[DATASET CONTENT]
------------------------

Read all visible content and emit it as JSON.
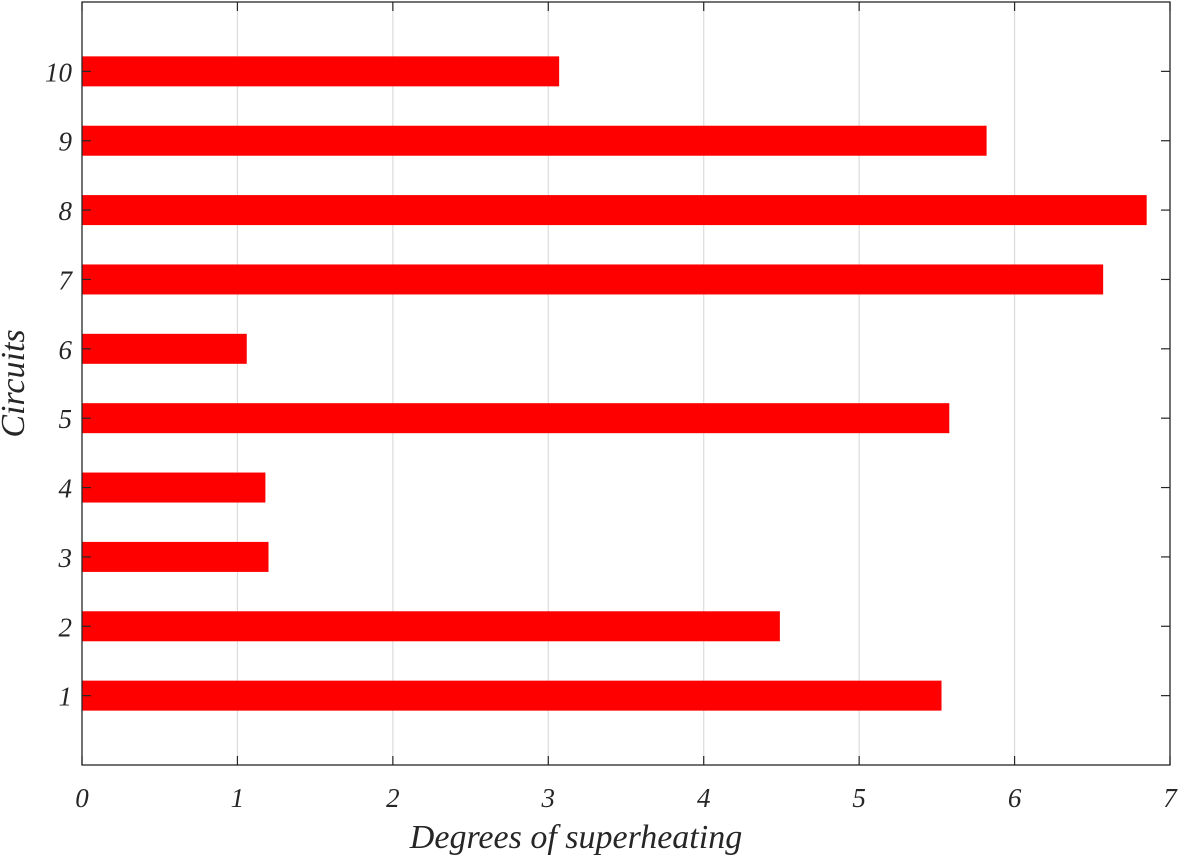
{
  "chart_data": {
    "type": "bar",
    "orientation": "horizontal",
    "title": "",
    "xlabel": "Degrees of superheating",
    "ylabel": "Circuits",
    "xlim": [
      0,
      7
    ],
    "ylim": [
      0,
      11
    ],
    "xticks": [
      "0",
      "1",
      "2",
      "3",
      "4",
      "5",
      "6",
      "7"
    ],
    "categories": [
      "1",
      "2",
      "3",
      "4",
      "5",
      "6",
      "7",
      "8",
      "9",
      "10"
    ],
    "values": [
      5.53,
      4.49,
      1.2,
      1.18,
      5.58,
      1.06,
      6.57,
      6.85,
      5.82,
      3.07
    ],
    "bar_color": "#ff0000",
    "grid": "vertical",
    "legend": "none"
  }
}
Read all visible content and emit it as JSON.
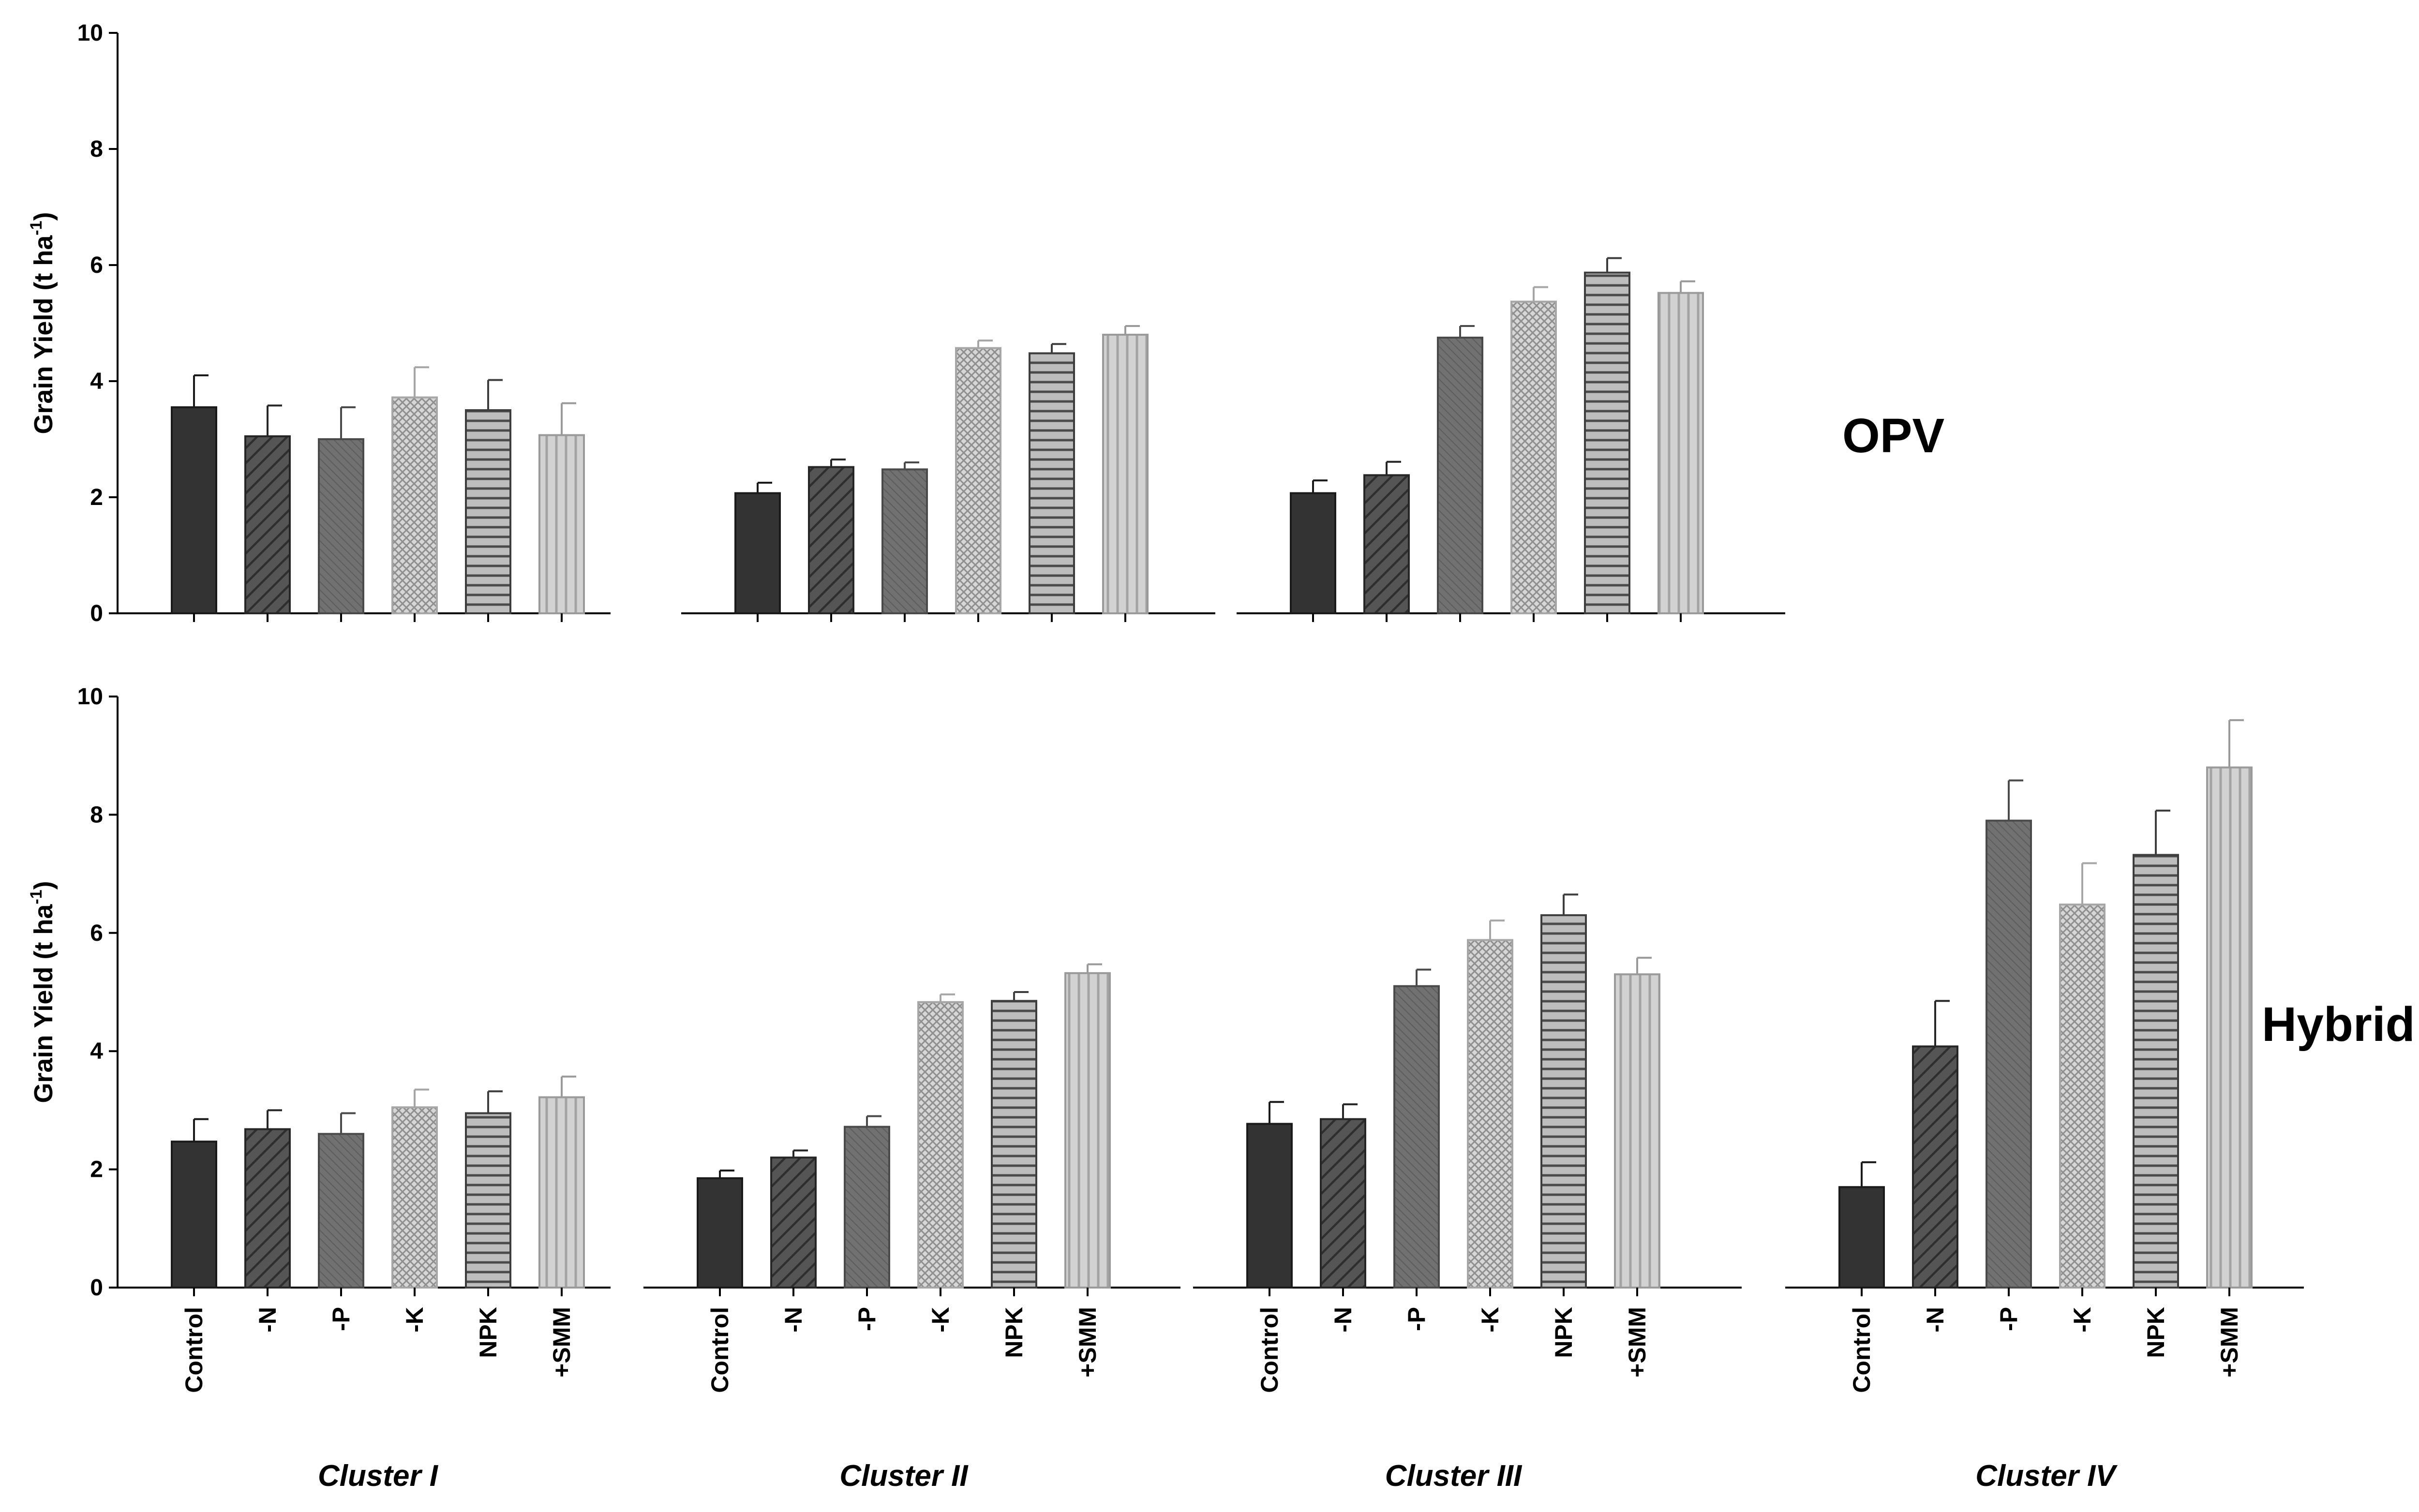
{
  "chart_data": [
    {
      "type": "bar",
      "panel": "OPV",
      "group_label": "OPV",
      "ylabel": "Grain Yield (t ha",
      "ylabel_sup": "-1",
      "ylabel_close": ")",
      "ylim": [
        0,
        10
      ],
      "yticks": [
        "0",
        "2",
        "4",
        "6",
        "8",
        "10"
      ],
      "categories": [
        "Control",
        "-N",
        "-P",
        "-K",
        "NPK",
        "+SMM"
      ],
      "clusters": [
        {
          "name": "Cluster I",
          "values": [
            3.55,
            3.05,
            3.0,
            3.72,
            3.5,
            3.07
          ],
          "errors": [
            0.55,
            0.53,
            0.55,
            0.52,
            0.52,
            0.55
          ]
        },
        {
          "name": "Cluster II",
          "values": [
            2.07,
            2.52,
            2.48,
            4.57,
            4.48,
            4.8
          ],
          "errors": [
            0.18,
            0.13,
            0.12,
            0.13,
            0.16,
            0.15
          ]
        },
        {
          "name": "Cluster III",
          "values": [
            2.07,
            2.38,
            4.75,
            5.37,
            5.87,
            5.52
          ],
          "errors": [
            0.22,
            0.23,
            0.2,
            0.25,
            0.25,
            0.2
          ]
        }
      ],
      "show_category_labels": false
    },
    {
      "type": "bar",
      "panel": "Hybrid",
      "group_label": "Hybrid",
      "ylabel": "Grain Yield (t ha",
      "ylabel_sup": "-1",
      "ylabel_close": ")",
      "ylim": [
        0,
        10
      ],
      "yticks": [
        "0",
        "2",
        "4",
        "6",
        "8",
        "10"
      ],
      "categories": [
        "Control",
        "-N",
        "-P",
        "-K",
        "NPK",
        "+SMM"
      ],
      "clusters": [
        {
          "name": "Cluster I",
          "values": [
            2.47,
            2.68,
            2.6,
            3.05,
            2.95,
            3.22
          ],
          "errors": [
            0.38,
            0.32,
            0.35,
            0.3,
            0.37,
            0.35
          ]
        },
        {
          "name": "Cluster II",
          "values": [
            1.85,
            2.2,
            2.72,
            4.83,
            4.85,
            5.32
          ],
          "errors": [
            0.13,
            0.12,
            0.18,
            0.13,
            0.15,
            0.15
          ]
        },
        {
          "name": "Cluster III",
          "values": [
            2.77,
            2.85,
            5.1,
            5.88,
            6.3,
            5.3
          ],
          "errors": [
            0.37,
            0.25,
            0.28,
            0.33,
            0.35,
            0.28
          ]
        },
        {
          "name": "Cluster IV",
          "values": [
            1.7,
            4.08,
            7.9,
            6.48,
            7.32,
            8.8
          ],
          "errors": [
            0.42,
            0.77,
            0.68,
            0.7,
            0.75,
            0.8
          ]
        }
      ],
      "show_category_labels": true
    }
  ],
  "colors": {
    "control": "#333333",
    "minus_n": "#545454",
    "minus_p": "#6b6b6b",
    "minus_k": "#c2c2c2",
    "npk": "#9e9e9e",
    "smm": "#cbcbcb",
    "axis": "#000000"
  }
}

------------------------

Verbatim reproduction of every record is required; images are left out.

[RESULT OF THIS EXERCISE]
Read all visible content and emit it as JSON.
{
  "chart_data": {
    "type": "bar",
    "orientation": "horizontal",
    "title": "",
    "xlabel": "Degrees of superheating",
    "ylabel": "Circuits",
    "xlim": [
      0,
      7
    ],
    "ylim": [
      0,
      11
    ],
    "xticks": [
      "0",
      "1",
      "2",
      "3",
      "4",
      "5",
      "6",
      "7"
    ],
    "categories": [
      "1",
      "2",
      "3",
      "4",
      "5",
      "6",
      "7",
      "8",
      "9",
      "10"
    ],
    "values": [
      5.53,
      4.49,
      1.2,
      1.18,
      5.58,
      1.06,
      6.57,
      6.85,
      5.82,
      3.07
    ],
    "bar_color": "#ff0000",
    "grid": "vertical",
    "legend": "none"
  }
}
Read all visible content and emit it as JSON.
{
  "chart_data": [
    {
      "type": "bar",
      "panel": "OPV",
      "group_label": "OPV",
      "ylabel": "Grain Yield (t ha",
      "ylabel_sup": "-1",
      "ylabel_close": ")",
      "ylim": [
        0,
        10
      ],
      "yticks": [
        "0",
        "2",
        "4",
        "6",
        "8",
        "10"
      ],
      "categories": [
        "Control",
        "-N",
        "-P",
        "-K",
        "NPK",
        "+SMM"
      ],
      "clusters": [
        {
          "name": "Cluster I",
          "values": [
            3.55,
            3.05,
            3.0,
            3.72,
            3.5,
            3.07
          ],
          "errors": [
            0.55,
            0.53,
            0.55,
            0.52,
            0.52,
            0.55
          ]
        },
        {
          "name": "Cluster II",
          "values": [
            2.07,
            2.52,
            2.48,
            4.57,
            4.48,
            4.8
          ],
          "errors": [
            0.18,
            0.13,
            0.12,
            0.13,
            0.16,
            0.15
          ]
        },
        {
          "name": "Cluster III",
          "values": [
            2.07,
            2.38,
            4.75,
            5.37,
            5.87,
            5.52
          ],
          "errors": [
            0.22,
            0.23,
            0.2,
            0.25,
            0.25,
            0.2
          ]
        }
      ],
      "show_category_labels": false
    },
    {
      "type": "bar",
      "panel": "Hybrid",
      "group_label": "Hybrid",
      "ylabel": "Grain Yield (t ha",
      "ylabel_sup": "-1",
      "ylabel_close": ")",
      "ylim": [
        0,
        10
      ],
      "yticks": [
        "0",
        "2",
        "4",
        "6",
        "8",
        "10"
      ],
      "categories": [
        "Control",
        "-N",
        "-P",
        "-K",
        "NPK",
        "+SMM"
      ],
      "clusters": [
        {
          "name": "Cluster I",
          "values": [
            2.47,
            2.68,
            2.6,
            3.05,
            2.95,
            3.22
          ],
          "errors": [
            0.38,
            0.32,
            0.35,
            0.3,
            0.37,
            0.35
          ]
        },
        {
          "name": "Cluster II",
          "values": [
            1.85,
            2.2,
            2.72,
            4.83,
            4.85,
            5.32
          ],
          "errors": [
            0.13,
            0.12,
            0.18,
            0.13,
            0.15,
            0.15
          ]
        },
        {
          "name": "Cluster III",
          "values": [
            2.77,
            2.85,
            5.1,
            5.88,
            6.3,
            5.3
          ],
          "errors": [
            0.37,
            0.25,
            0.28,
            0.33,
            0.35,
            0.28
          ]
        },
        {
          "name": "Cluster IV",
          "values": [
            1.7,
            4.08,
            7.9,
            6.48,
            7.32,
            8.8
          ],
          "errors": [
            0.42,
            0.77,
            0.68,
            0.7,
            0.75,
            0.8
          ]
        }
      ],
      "show_category_labels": true
    }
  ],
  "colors": {
    "control": "#333333",
    "minus_n": "#545454",
    "minus_p": "#6b6b6b",
    "minus_k": "#c2c2c2",
    "npk": "#9e9e9e",
    "smm": "#cbcbcb",
    "axis": "#000000"
  }
}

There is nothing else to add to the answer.